• PROMPT: Output the data exactly, with every line intact.

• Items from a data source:

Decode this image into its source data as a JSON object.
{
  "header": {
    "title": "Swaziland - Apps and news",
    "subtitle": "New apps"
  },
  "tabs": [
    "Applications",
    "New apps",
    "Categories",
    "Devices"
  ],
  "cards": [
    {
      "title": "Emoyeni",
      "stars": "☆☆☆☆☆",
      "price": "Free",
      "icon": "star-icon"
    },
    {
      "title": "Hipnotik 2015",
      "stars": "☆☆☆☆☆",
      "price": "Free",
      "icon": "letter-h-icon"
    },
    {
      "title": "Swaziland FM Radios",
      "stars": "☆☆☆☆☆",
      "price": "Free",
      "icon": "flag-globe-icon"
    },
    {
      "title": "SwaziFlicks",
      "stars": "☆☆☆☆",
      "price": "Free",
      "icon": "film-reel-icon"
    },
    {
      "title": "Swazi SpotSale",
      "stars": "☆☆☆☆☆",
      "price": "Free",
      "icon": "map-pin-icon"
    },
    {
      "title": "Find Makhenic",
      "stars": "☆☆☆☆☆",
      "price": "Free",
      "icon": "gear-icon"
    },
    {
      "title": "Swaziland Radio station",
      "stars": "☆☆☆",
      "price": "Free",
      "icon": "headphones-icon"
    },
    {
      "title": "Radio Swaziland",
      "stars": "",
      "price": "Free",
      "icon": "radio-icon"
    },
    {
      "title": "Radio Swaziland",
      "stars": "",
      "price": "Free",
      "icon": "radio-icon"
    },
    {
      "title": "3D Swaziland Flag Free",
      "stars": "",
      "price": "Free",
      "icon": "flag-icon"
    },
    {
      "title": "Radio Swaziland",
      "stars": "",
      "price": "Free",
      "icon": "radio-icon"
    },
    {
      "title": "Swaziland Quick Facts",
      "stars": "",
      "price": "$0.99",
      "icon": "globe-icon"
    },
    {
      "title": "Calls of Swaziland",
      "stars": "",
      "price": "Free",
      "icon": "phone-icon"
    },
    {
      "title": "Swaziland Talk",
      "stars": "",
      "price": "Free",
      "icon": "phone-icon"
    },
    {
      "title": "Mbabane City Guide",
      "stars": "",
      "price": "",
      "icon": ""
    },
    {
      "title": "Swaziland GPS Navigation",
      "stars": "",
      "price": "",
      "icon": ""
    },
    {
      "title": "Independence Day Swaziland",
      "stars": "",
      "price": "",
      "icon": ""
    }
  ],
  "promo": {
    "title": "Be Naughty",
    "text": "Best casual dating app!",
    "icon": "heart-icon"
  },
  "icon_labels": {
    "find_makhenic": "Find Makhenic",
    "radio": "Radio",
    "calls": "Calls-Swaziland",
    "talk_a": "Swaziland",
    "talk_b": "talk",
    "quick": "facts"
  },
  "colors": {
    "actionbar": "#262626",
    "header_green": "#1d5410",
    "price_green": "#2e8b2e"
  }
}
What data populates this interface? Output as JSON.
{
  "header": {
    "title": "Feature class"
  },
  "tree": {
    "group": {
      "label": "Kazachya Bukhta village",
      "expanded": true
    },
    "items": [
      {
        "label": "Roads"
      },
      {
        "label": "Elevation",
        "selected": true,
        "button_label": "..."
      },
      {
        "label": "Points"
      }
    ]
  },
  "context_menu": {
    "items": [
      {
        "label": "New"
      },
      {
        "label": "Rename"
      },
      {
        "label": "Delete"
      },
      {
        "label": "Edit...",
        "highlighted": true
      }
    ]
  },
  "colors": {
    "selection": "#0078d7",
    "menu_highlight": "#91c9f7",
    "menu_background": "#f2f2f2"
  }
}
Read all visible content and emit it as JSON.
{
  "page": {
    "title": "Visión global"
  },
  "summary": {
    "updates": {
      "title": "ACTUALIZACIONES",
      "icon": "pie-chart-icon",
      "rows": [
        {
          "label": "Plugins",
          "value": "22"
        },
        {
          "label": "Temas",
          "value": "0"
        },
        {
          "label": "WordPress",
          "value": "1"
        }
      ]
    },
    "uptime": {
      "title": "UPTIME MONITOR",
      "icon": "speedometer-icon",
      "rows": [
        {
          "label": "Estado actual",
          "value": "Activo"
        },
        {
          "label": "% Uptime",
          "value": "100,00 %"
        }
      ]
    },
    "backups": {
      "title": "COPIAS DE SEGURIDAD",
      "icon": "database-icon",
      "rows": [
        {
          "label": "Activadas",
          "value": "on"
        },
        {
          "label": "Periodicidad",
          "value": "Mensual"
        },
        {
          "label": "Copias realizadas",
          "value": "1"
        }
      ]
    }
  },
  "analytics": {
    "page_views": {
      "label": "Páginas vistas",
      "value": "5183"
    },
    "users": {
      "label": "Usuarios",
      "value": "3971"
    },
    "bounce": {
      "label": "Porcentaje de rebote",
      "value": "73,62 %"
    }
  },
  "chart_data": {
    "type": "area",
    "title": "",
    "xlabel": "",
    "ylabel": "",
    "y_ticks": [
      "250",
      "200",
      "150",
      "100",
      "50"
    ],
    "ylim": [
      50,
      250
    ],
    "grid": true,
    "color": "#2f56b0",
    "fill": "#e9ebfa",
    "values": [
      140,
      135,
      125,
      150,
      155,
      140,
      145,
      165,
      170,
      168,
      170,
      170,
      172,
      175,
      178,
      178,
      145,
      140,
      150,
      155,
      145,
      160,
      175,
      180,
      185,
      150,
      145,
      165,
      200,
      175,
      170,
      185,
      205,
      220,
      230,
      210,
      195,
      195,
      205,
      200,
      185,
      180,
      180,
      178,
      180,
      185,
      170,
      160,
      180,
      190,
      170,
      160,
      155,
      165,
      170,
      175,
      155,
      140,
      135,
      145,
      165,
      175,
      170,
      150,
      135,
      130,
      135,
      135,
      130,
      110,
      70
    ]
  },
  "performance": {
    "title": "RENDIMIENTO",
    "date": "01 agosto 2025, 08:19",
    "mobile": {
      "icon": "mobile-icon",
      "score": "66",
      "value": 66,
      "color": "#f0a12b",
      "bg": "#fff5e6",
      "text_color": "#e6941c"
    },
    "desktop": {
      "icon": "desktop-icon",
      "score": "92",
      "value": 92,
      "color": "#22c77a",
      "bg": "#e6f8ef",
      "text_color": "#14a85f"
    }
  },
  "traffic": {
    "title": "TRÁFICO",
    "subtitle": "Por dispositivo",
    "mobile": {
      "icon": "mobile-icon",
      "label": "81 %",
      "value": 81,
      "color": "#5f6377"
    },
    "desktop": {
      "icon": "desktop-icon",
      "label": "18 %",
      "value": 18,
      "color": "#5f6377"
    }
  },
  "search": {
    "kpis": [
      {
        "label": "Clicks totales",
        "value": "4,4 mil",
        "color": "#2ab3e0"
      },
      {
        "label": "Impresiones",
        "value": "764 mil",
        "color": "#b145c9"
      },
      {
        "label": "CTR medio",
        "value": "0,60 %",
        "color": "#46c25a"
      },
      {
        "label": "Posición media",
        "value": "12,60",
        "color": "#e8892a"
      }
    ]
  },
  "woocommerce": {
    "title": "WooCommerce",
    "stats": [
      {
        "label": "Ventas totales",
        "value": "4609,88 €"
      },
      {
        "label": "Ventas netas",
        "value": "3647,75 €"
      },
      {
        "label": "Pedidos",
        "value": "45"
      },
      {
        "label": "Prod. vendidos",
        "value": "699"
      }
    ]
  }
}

• COMPLETE RESPONSE:
Decode this image into its source data as a JSON object.
{
  "header": {
    "title": "Swaziland - Apps and news",
    "subtitle": "New apps"
  },
  "tabs": [
    "Applications",
    "New apps",
    "Categories",
    "Devices"
  ],
  "cards": [
    {
      "title": "Emoyeni",
      "stars": "☆☆☆☆☆",
      "price": "Free",
      "icon": "star-icon"
    },
    {
      "title": "Hipnotik 2015",
      "stars": "☆☆☆☆☆",
      "price": "Free",
      "icon": "letter-h-icon"
    },
    {
      "title": "Swaziland FM Radios",
      "stars": "☆☆☆☆☆",
      "price": "Free",
      "icon": "flag-globe-icon"
    },
    {
      "title": "SwaziFlicks",
      "stars": "☆☆☆☆",
      "price": "Free",
      "icon": "film-reel-icon"
    },
    {
      "title": "Swazi SpotSale",
      "stars": "☆☆☆☆☆",
      "price": "Free",
      "icon": "map-pin-icon"
    },
    {
      "title": "Find Makhenic",
      "stars": "☆☆☆☆☆",
      "price": "Free",
      "icon": "gear-icon"
    },
    {
      "title": "Swaziland Radio station",
      "stars": "☆☆☆",
      "price": "Free",
      "icon": "headphones-icon"
    },
    {
      "title": "Radio Swaziland",
      "stars": "",
      "price": "Free",
      "icon": "radio-icon"
    },
    {
      "title": "Radio Swaziland",
      "stars": "",
      "price": "Free",
      "icon": "radio-icon"
    },
    {
      "title": "3D Swaziland Flag Free",
      "stars": "",
      "price": "Free",
      "icon": "flag-icon"
    },
    {
      "title": "Radio Swaziland",
      "stars": "",
      "price": "Free",
      "icon": "radio-icon"
    },
    {
      "title": "Swaziland Quick Facts",
      "stars": "",
      "price": "$0.99",
      "icon": "globe-icon"
    },
    {
      "title": "Calls of Swaziland",
      "stars": "",
      "price": "Free",
      "icon": "phone-icon"
    },
    {
      "title": "Swaziland Talk",
      "stars": "",
      "price": "Free",
      "icon": "phone-icon"
    },
    {
      "title": "Mbabane City Guide",
      "stars": "",
      "price": "",
      "icon": ""
    },
    {
      "title": "Swaziland GPS Navigation",
      "stars": "",
      "price": "",
      "icon": ""
    },
    {
      "title": "Independence Day Swaziland",
      "stars": "",
      "price": "",
      "icon": ""
    }
  ],
  "promo": {
    "title": "Be Naughty",
    "text": "Best casual dating app!",
    "icon": "heart-icon"
  },
  "icon_labels": {
    "find_makhenic": "Find Makhenic",
    "radio": "Radio",
    "calls": "Calls-Swaziland",
    "talk_a": "Swaziland",
    "talk_b": "talk",
    "quick": "facts"
  },
  "colors": {
    "actionbar": "#262626",
    "header_green": "#1d5410",
    "price_green": "#2e8b2e"
  }
}
What data populates this interface? Output as JSON.
{
  "header": {
    "title": "Feature class"
  },
  "tree": {
    "group": {
      "label": "Kazachya Bukhta village",
      "expanded": true
    },
    "items": [
      {
        "label": "Roads"
      },
      {
        "label": "Elevation",
        "selected": true,
        "button_label": "..."
      },
      {
        "label": "Points"
      }
    ]
  },
  "context_menu": {
    "items": [
      {
        "label": "New"
      },
      {
        "label": "Rename"
      },
      {
        "label": "Delete"
      },
      {
        "label": "Edit...",
        "highlighted": true
      }
    ]
  },
  "colors": {
    "selection": "#0078d7",
    "menu_highlight": "#91c9f7",
    "menu_background": "#f2f2f2"
  }
}
Read all visible content and emit it as JSON.
{
  "page": {
    "title": "Visión global"
  },
  "summary": {
    "updates": {
      "title": "ACTUALIZACIONES",
      "icon": "pie-chart-icon",
      "rows": [
        {
          "label": "Plugins",
          "value": "22"
        },
        {
          "label": "Temas",
          "value": "0"
        },
        {
          "label": "WordPress",
          "value": "1"
        }
      ]
    },
    "uptime": {
      "title": "UPTIME MONITOR",
      "icon": "speedometer-icon",
      "rows": [
        {
          "label": "Estado actual",
          "value": "Activo"
        },
        {
          "label": "% Uptime",
          "value": "100,00 %"
        }
      ]
    },
    "backups": {
      "title": "COPIAS DE SEGURIDAD",
      "icon": "database-icon",
      "rows": [
        {
          "label": "Activadas",
          "value": "on"
        },
        {
          "label": "Periodicidad",
          "value": "Mensual"
        },
        {
          "label": "Copias realizadas",
          "value": "1"
        }
      ]
    }
  },
  "analytics": {
    "page_views": {
      "label": "Páginas vistas",
      "value": "5183"
    },
    "users": {
      "label": "Usuarios",
      "value": "3971"
    },
    "bounce": {
      "label": "Porcentaje de rebote",
      "value": "73,62 %"
    }
  },
  "chart_data": {
    "type": "area",
    "title": "",
    "xlabel": "",
    "ylabel": "",
    "y_ticks": [
      "250",
      "200",
      "150",
      "100",
      "50"
    ],
    "ylim": [
      50,
      250
    ],
    "grid": true,
    "color": "#2f56b0",
    "fill": "#e9ebfa",
    "values": [
      140,
      135,
      125,
      150,
      155,
      140,
      145,
      165,
      170,
      168,
      170,
      170,
      172,
      175,
      178,
      178,
      145,
      140,
      150,
      155,
      145,
      160,
      175,
      180,
      185,
      150,
      145,
      165,
      200,
      175,
      170,
      185,
      205,
      220,
      230,
      210,
      195,
      195,
      205,
      200,
      185,
      180,
      180,
      178,
      180,
      185,
      170,
      160,
      180,
      190,
      170,
      160,
      155,
      165,
      170,
      175,
      155,
      140,
      135,
      145,
      165,
      175,
      170,
      150,
      135,
      130,
      135,
      135,
      130,
      110,
      70
    ]
  },
  "performance": {
    "title": "RENDIMIENTO",
    "date": "01 agosto 2025, 08:19",
    "mobile": {
      "icon": "mobile-icon",
      "score": "66",
      "value": 66,
      "color": "#f0a12b",
      "bg": "#fff5e6",
      "text_color": "#e6941c"
    },
    "desktop": {
      "icon": "desktop-icon",
      "score": "92",
      "value": 92,
      "color": "#22c77a",
      "bg": "#e6f8ef",
      "text_color": "#14a85f"
    }
  },
  "traffic": {
    "title": "TRÁFICO",
    "subtitle": "Por dispositivo",
    "mobile": {
      "icon": "mobile-icon",
      "label": "81 %",
      "value": 81,
      "color": "#5f6377"
    },
    "desktop": {
      "icon": "desktop-icon",
      "label": "18 %",
      "value": 18,
      "color": "#5f6377"
    }
  },
  "search": {
    "kpis": [
      {
        "label": "Clicks totales",
        "value": "4,4 mil",
        "color": "#2ab3e0"
      },
      {
        "label": "Impresiones",
        "value": "764 mil",
        "color": "#b145c9"
      },
      {
        "label": "CTR medio",
        "value": "0,60 %",
        "color": "#46c25a"
      },
      {
        "label": "Posición media",
        "value": "12,60",
        "color": "#e8892a"
      }
    ]
  },
  "woocommerce": {
    "title": "WooCommerce",
    "stats": [
      {
        "label": "Ventas totales",
        "value": "4609,88 €"
      },
      {
        "label": "Ventas netas",
        "value": "3647,75 €"
      },
      {
        "label": "Pedidos",
        "value": "45"
      },
      {
        "label": "Prod. vendidos",
        "value": "699"
      }
    ]
  }
}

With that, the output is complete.